§ Given problem
Reproduce all of the records exactly.

--- START OF Source records ---

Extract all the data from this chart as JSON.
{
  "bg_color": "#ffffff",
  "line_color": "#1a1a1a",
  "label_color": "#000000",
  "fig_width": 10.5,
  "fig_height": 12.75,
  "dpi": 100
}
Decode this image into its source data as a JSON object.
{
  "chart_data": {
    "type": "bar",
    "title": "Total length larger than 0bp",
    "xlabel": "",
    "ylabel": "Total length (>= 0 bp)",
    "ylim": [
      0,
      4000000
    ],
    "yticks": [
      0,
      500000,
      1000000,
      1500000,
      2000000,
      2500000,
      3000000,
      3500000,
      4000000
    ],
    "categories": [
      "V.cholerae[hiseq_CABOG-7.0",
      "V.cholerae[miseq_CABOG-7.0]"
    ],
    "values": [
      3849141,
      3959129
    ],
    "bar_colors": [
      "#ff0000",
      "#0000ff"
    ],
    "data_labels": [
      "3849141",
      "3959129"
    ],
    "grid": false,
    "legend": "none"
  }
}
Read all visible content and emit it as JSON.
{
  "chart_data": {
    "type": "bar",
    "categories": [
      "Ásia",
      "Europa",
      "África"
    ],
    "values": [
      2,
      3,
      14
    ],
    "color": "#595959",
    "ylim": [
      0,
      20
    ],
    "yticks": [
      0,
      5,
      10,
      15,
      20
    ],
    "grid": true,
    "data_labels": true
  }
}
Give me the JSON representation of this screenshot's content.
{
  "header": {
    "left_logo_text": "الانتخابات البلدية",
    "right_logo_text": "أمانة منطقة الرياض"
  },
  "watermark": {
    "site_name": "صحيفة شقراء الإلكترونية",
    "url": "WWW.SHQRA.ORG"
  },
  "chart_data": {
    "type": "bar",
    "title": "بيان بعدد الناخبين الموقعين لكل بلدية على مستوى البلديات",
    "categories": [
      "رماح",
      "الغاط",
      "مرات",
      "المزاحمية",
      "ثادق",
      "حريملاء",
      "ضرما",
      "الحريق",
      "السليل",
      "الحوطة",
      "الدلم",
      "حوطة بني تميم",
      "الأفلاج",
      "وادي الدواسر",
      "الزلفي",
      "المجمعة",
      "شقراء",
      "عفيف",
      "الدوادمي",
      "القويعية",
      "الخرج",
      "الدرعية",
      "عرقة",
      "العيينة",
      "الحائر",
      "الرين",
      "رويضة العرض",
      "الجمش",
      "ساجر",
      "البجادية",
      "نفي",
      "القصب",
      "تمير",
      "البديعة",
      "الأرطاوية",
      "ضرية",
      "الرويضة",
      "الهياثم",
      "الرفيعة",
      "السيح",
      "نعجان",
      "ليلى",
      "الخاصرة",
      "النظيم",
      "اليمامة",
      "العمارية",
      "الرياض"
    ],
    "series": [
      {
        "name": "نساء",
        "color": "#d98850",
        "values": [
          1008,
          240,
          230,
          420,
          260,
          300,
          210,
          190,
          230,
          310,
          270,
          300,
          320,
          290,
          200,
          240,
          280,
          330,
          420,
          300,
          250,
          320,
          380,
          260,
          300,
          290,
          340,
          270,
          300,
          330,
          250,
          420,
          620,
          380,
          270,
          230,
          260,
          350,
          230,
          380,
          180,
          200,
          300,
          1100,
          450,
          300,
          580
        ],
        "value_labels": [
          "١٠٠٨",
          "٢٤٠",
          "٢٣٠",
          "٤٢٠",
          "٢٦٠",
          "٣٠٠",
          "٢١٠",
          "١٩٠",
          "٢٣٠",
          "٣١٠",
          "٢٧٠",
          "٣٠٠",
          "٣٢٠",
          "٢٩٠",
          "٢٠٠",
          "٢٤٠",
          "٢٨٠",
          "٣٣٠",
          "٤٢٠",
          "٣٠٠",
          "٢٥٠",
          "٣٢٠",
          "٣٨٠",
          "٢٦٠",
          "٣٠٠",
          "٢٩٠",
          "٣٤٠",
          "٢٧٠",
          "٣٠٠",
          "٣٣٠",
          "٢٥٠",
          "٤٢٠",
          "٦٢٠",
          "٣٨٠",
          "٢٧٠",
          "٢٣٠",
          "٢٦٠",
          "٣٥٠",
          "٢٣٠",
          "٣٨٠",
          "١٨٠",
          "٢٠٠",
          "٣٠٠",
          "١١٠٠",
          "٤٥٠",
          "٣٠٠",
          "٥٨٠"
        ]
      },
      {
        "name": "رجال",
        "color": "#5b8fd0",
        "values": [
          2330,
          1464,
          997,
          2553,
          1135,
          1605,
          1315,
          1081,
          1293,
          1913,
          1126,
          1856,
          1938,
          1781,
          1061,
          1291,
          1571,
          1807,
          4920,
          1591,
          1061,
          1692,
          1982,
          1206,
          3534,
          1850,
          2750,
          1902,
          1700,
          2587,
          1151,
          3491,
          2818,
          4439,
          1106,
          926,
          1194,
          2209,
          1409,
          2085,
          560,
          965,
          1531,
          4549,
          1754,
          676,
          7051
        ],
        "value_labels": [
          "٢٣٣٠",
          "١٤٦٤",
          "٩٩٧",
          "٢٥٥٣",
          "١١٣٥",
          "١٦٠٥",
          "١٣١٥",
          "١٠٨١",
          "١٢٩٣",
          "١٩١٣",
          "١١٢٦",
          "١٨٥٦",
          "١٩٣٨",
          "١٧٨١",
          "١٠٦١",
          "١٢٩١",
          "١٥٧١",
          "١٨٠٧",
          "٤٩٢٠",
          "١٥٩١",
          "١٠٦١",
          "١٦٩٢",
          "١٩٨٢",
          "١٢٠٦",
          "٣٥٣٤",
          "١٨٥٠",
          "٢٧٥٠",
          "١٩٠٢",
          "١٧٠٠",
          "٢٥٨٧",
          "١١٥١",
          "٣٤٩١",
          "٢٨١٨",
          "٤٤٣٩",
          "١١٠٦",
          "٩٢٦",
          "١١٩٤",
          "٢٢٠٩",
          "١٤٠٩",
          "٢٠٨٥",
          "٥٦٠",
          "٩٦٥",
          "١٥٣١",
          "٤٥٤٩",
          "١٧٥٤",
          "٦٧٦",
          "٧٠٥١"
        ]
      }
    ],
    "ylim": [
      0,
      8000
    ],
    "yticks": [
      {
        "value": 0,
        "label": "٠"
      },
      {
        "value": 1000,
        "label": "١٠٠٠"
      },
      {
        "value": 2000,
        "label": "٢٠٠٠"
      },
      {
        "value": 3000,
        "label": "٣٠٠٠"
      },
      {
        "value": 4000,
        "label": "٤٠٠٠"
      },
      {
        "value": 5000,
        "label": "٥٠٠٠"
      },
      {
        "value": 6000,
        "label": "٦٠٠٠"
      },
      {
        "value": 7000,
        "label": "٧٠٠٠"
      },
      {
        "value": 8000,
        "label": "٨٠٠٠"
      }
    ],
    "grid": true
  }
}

--- END OF Source records ---

§ Solution for this task
Extract all the data from this chart as JSON.
{
  "bg_color": "#ffffff",
  "line_color": "#1a1a1a",
  "label_color": "#000000",
  "fig_width": 10.5,
  "fig_height": 12.75,
  "dpi": 100
}
Decode this image into its source data as a JSON object.
{
  "chart_data": {
    "type": "bar",
    "title": "Total length larger than 0bp",
    "xlabel": "",
    "ylabel": "Total length (>= 0 bp)",
    "ylim": [
      0,
      4000000
    ],
    "yticks": [
      0,
      500000,
      1000000,
      1500000,
      2000000,
      2500000,
      3000000,
      3500000,
      4000000
    ],
    "categories": [
      "V.cholerae[hiseq_CABOG-7.0",
      "V.cholerae[miseq_CABOG-7.0]"
    ],
    "values": [
      3849141,
      3959129
    ],
    "bar_colors": [
      "#ff0000",
      "#0000ff"
    ],
    "data_labels": [
      "3849141",
      "3959129"
    ],
    "grid": false,
    "legend": "none"
  }
}
Read all visible content and emit it as JSON.
{
  "chart_data": {
    "type": "bar",
    "categories": [
      "Ásia",
      "Europa",
      "África"
    ],
    "values": [
      2,
      3,
      14
    ],
    "color": "#595959",
    "ylim": [
      0,
      20
    ],
    "yticks": [
      0,
      5,
      10,
      15,
      20
    ],
    "grid": true,
    "data_labels": true
  }
}
Give me the JSON representation of this screenshot's content.
{
  "header": {
    "left_logo_text": "الانتخابات البلدية",
    "right_logo_text": "أمانة منطقة الرياض"
  },
  "watermark": {
    "site_name": "صحيفة شقراء الإلكترونية",
    "url": "WWW.SHQRA.ORG"
  },
  "chart_data": {
    "type": "bar",
    "title": "بيان بعدد الناخبين الموقعين لكل بلدية على مستوى البلديات",
    "categories": [
      "رماح",
      "الغاط",
      "مرات",
      "المزاحمية",
      "ثادق",
      "حريملاء",
      "ضرما",
      "الحريق",
      "السليل",
      "الحوطة",
      "الدلم",
      "حوطة بني تميم",
      "الأفلاج",
      "وادي الدواسر",
      "الزلفي",
      "المجمعة",
      "شقراء",
      "عفيف",
      "الدوادمي",
      "القويعية",
      "الخرج",
      "الدرعية",
      "عرقة",
      "العيينة",
      "الحائر",
      "الرين",
      "رويضة العرض",
      "الجمش",
      "ساجر",
      "البجادية",
      "نفي",
      "القصب",
      "تمير",
      "البديعة",
      "الأرطاوية",
      "ضرية",
      "الرويضة",
      "الهياثم",
      "الرفيعة",
      "السيح",
      "نعجان",
      "ليلى",
      "الخاصرة",
      "النظيم",
      "اليمامة",
      "العمارية",
      "الرياض"
    ],
    "series": [
      {
        "name": "نساء",
        "color": "#d98850",
        "values": [
          1008,
          240,
          230,
          420,
          260,
          300,
          210,
          190,
          230,
          310,
          270,
          300,
          320,
          290,
          200,
          240,
          280,
          330,
          420,
          300,
          250,
          320,
          380,
          260,
          300,
          290,
          340,
          270,
          300,
          330,
          250,
          420,
          620,
          380,
          270,
          230,
          260,
          350,
          230,
          380,
          180,
          200,
          300,
          1100,
          450,
          300,
          580
        ],
        "value_labels": [
          "١٠٠٨",
          "٢٤٠",
          "٢٣٠",
          "٤٢٠",
          "٢٦٠",
          "٣٠٠",
          "٢١٠",
          "١٩٠",
          "٢٣٠",
          "٣١٠",
          "٢٧٠",
          "٣٠٠",
          "٣٢٠",
          "٢٩٠",
          "٢٠٠",
          "٢٤٠",
          "٢٨٠",
          "٣٣٠",
          "٤٢٠",
          "٣٠٠",
          "٢٥٠",
          "٣٢٠",
          "٣٨٠",
          "٢٦٠",
          "٣٠٠",
          "٢٩٠",
          "٣٤٠",
          "٢٧٠",
          "٣٠٠",
          "٣٣٠",
          "٢٥٠",
          "٤٢٠",
          "٦٢٠",
          "٣٨٠",
          "٢٧٠",
          "٢٣٠",
          "٢٦٠",
          "٣٥٠",
          "٢٣٠",
          "٣٨٠",
          "١٨٠",
          "٢٠٠",
          "٣٠٠",
          "١١٠٠",
          "٤٥٠",
          "٣٠٠",
          "٥٨٠"
        ]
      },
      {
        "name": "رجال",
        "color": "#5b8fd0",
        "values": [
          2330,
          1464,
          997,
          2553,
          1135,
          1605,
          1315,
          1081,
          1293,
          1913,
          1126,
          1856,
          1938,
          1781,
          1061,
          1291,
          1571,
          1807,
          4920,
          1591,
          1061,
          1692,
          1982,
          1206,
          3534,
          1850,
          2750,
          1902,
          1700,
          2587,
          1151,
          3491,
          2818,
          4439,
          1106,
          926,
          1194,
          2209,
          1409,
          2085,
          560,
          965,
          1531,
          4549,
          1754,
          676,
          7051
        ],
        "value_labels": [
          "٢٣٣٠",
          "١٤٦٤",
          "٩٩٧",
          "٢٥٥٣",
          "١١٣٥",
          "١٦٠٥",
          "١٣١٥",
          "١٠٨١",
          "١٢٩٣",
          "١٩١٣",
          "١١٢٦",
          "١٨٥٦",
          "١٩٣٨",
          "١٧٨١",
          "١٠٦١",
          "١٢٩١",
          "١٥٧١",
          "١٨٠٧",
          "٤٩٢٠",
          "١٥٩١",
          "١٠٦١",
          "١٦٩٢",
          "١٩٨٢",
          "١٢٠٦",
          "٣٥٣٤",
          "١٨٥٠",
          "٢٧٥٠",
          "١٩٠٢",
          "١٧٠٠",
          "٢٥٨٧",
          "١١٥١",
          "٣٤٩١",
          "٢٨١٨",
          "٤٤٣٩",
          "١١٠٦",
          "٩٢٦",
          "١١٩٤",
          "٢٢٠٩",
          "١٤٠٩",
          "٢٠٨٥",
          "٥٦٠",
          "٩٦٥",
          "١٥٣١",
          "٤٥٤٩",
          "١٧٥٤",
          "٦٧٦",
          "٧٠٥١"
        ]
      }
    ],
    "ylim": [
      0,
      8000
    ],
    "yticks": [
      {
        "value": 0,
        "label": "٠"
      },
      {
        "value": 1000,
        "label": "١٠٠٠"
      },
      {
        "value": 2000,
        "label": "٢٠٠٠"
      },
      {
        "value": 3000,
        "label": "٣٠٠٠"
      },
      {
        "value": 4000,
        "label": "٤٠٠٠"
      },
      {
        "value": 5000,
        "label": "٥٠٠٠"
      },
      {
        "value": 6000,
        "label": "٦٠٠٠"
      },
      {
        "value": 7000,
        "label": "٧٠٠٠"
      },
      {
        "value": 8000,
        "label": "٨٠٠٠"
      }
    ],
    "grid": true
  }
}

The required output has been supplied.